§ Description of the task
Extract and list every line that contains the word "removal".

§ Records
▬▬▬▬▬▬▬▬▬▬

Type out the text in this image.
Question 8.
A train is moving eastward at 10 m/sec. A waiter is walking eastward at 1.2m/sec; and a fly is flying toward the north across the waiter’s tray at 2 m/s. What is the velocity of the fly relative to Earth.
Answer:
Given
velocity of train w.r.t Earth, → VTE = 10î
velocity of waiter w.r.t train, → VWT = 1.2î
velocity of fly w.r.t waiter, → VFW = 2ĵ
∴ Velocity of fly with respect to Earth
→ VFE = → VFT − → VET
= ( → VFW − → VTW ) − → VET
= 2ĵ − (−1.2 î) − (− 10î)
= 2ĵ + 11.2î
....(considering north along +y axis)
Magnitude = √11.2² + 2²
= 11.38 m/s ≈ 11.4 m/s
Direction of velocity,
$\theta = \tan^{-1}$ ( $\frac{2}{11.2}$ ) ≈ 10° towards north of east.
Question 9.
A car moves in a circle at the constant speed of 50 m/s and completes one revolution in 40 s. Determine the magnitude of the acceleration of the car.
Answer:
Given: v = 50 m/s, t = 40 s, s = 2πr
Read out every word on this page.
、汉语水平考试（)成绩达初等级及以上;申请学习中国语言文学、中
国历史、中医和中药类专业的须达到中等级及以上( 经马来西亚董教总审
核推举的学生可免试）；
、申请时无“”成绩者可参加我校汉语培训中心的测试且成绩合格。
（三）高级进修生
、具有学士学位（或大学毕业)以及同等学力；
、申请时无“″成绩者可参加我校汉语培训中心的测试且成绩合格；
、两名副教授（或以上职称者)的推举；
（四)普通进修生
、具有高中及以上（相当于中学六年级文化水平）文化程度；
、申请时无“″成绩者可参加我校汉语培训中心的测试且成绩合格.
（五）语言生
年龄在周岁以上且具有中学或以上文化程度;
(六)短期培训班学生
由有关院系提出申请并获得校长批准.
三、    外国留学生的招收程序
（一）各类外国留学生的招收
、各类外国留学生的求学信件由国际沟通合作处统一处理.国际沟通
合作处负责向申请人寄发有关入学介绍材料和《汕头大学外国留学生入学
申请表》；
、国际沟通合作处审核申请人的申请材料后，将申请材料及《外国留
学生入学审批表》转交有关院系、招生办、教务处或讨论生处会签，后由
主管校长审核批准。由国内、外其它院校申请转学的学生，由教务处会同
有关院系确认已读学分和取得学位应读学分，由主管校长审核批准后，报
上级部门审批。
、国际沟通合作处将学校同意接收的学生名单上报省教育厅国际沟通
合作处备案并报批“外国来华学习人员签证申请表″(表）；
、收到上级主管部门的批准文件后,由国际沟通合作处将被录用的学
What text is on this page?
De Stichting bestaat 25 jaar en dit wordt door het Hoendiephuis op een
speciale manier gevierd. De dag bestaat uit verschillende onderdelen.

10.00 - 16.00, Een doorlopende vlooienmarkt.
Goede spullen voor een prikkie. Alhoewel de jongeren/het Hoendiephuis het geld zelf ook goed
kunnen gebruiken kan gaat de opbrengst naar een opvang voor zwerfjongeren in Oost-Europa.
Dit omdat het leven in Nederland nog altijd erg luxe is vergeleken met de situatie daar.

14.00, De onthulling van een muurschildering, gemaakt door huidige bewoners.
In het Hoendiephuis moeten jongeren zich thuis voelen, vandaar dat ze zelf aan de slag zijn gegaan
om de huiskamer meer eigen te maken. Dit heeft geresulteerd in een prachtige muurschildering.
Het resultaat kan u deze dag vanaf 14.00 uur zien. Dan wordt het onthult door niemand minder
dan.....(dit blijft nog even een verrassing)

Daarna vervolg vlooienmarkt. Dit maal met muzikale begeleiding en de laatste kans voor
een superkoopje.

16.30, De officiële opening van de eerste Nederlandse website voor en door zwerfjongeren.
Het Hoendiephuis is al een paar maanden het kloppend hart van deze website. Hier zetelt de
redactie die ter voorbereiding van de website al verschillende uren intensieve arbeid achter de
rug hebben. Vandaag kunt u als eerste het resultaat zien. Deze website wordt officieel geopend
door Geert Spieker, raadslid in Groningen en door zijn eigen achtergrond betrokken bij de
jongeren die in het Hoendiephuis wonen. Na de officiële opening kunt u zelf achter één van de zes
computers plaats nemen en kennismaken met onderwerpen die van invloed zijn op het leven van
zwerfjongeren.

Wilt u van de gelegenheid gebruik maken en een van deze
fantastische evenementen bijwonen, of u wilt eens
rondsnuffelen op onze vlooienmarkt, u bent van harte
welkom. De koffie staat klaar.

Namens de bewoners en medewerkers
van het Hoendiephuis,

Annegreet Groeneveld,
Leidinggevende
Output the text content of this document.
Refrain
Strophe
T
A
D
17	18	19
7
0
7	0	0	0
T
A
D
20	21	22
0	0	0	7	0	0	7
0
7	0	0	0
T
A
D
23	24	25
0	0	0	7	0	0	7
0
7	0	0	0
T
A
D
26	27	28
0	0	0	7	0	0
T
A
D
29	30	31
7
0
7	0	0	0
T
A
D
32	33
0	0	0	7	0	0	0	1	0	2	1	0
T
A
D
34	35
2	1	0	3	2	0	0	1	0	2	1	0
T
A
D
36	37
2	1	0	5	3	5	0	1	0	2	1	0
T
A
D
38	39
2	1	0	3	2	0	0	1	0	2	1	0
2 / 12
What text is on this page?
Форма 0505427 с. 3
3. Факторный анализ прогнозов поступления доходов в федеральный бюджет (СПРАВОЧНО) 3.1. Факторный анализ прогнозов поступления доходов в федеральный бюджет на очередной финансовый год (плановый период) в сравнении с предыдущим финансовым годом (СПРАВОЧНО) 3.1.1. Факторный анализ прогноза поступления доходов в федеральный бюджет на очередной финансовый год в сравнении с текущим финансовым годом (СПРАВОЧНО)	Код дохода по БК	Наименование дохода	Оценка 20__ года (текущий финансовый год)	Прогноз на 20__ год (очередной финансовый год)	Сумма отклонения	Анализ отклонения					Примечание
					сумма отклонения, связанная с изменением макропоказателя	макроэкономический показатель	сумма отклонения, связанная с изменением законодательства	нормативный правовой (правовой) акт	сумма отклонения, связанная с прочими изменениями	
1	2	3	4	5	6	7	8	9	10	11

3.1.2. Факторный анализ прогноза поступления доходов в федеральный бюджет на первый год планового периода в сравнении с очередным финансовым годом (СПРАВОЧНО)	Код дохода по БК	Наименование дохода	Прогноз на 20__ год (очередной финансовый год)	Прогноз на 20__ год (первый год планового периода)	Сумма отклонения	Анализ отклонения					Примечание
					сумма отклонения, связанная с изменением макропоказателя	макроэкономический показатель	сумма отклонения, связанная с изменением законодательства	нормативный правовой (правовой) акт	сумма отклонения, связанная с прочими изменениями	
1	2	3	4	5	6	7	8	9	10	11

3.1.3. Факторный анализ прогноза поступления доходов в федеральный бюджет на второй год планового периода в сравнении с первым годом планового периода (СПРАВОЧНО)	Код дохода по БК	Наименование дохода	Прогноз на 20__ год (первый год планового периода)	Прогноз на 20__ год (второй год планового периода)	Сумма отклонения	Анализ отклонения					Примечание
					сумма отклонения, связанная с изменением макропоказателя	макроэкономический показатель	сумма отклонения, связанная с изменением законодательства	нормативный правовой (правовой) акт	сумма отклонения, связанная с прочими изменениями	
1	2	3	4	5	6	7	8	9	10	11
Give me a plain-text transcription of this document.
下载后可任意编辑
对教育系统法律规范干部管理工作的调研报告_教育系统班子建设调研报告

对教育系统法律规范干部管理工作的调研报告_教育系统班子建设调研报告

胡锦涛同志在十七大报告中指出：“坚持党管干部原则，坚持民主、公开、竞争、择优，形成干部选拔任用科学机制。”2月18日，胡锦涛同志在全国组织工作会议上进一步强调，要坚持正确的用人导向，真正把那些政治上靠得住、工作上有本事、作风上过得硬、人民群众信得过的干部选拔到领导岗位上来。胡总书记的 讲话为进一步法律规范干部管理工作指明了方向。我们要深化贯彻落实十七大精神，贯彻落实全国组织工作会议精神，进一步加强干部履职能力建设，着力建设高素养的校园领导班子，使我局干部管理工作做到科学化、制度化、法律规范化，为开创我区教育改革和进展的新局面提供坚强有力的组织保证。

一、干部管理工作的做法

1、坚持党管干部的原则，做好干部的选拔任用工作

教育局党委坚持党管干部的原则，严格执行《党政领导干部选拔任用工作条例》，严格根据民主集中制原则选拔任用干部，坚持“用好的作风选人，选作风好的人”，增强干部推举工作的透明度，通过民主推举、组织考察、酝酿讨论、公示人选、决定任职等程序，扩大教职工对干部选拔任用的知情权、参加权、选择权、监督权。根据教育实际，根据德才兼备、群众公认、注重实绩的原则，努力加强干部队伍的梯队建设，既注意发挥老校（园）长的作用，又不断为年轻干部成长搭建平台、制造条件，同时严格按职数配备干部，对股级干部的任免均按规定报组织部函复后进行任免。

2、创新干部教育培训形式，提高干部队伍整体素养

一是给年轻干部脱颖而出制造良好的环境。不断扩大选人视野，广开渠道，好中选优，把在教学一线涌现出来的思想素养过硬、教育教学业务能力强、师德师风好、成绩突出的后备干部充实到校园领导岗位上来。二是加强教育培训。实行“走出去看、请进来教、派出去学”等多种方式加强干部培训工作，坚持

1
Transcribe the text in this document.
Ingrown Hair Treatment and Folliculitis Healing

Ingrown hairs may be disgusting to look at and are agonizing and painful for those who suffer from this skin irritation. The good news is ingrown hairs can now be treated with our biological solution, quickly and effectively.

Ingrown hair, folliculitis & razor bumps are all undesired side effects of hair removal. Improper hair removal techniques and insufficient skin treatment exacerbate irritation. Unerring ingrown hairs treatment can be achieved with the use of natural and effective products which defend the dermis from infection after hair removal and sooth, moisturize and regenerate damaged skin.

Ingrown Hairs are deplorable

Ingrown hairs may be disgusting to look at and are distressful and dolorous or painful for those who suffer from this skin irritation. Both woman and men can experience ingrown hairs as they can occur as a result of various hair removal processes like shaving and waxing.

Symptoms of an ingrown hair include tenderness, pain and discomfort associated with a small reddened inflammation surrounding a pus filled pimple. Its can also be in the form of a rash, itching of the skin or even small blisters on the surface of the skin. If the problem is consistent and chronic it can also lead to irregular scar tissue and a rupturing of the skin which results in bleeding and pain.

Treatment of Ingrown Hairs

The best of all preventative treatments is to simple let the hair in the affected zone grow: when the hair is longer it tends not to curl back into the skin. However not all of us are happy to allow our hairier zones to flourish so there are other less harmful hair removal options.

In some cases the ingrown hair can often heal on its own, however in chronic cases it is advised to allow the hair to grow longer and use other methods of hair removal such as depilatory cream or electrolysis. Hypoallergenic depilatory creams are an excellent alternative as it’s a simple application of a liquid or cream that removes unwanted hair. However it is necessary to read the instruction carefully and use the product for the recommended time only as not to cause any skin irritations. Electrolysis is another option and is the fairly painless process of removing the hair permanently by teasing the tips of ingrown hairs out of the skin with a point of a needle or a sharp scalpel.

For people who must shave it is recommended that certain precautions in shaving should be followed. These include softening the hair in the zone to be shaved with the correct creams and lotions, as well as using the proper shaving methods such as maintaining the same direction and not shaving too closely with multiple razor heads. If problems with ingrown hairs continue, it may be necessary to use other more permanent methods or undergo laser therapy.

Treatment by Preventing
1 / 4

▬▬▬▬▬▬▬▬▬▬

§ Answer to this task
Ingrown hair, folliculitis & razor bumps are all undesired side effects of hair removal. Improper hair removal techniques and insufficient skin treatment exacerbate irritation. Unerring ingrown hairs treatment can be achieved with the use of natural and effective products which defend the dermis from infection after hair removal and sooth, moisturize and regenerate damaged skin.
Ingrown hairs may be disgusting to look at and are distressful and dolorous or painful for those who suffer from this skin irritation. Both woman and men can experience ingrown hairs as they can occur as a result of various hair removal processes like shaving and waxing.
The best of all preventative treatments is to simple let the hair in the affected zone grow: when the hair is longer it tends not to curl back into the skin. However not all of us are happy to allow our hairier zones to flourish so there are other less harmful hair removal options.
In some cases the ingrown hair can often heal on its own, however in chronic cases it is advised to allow the hair to grow longer and use other methods of hair removal such as depilatory cream or electrolysis. Hypoallergenic depilatory creams are an excellent alternative as it’s a simple application of a liquid or cream that removes unwanted hair. However it is necessary to read the instruction carefully and use the product for the recommended time only as not to cause any skin irritations. Electrolysis is another option and is the fairly painless process of removing the hair permanently by teasing the tips of ingrown hairs out of the skin with a point of a needle or a sharp scalpel.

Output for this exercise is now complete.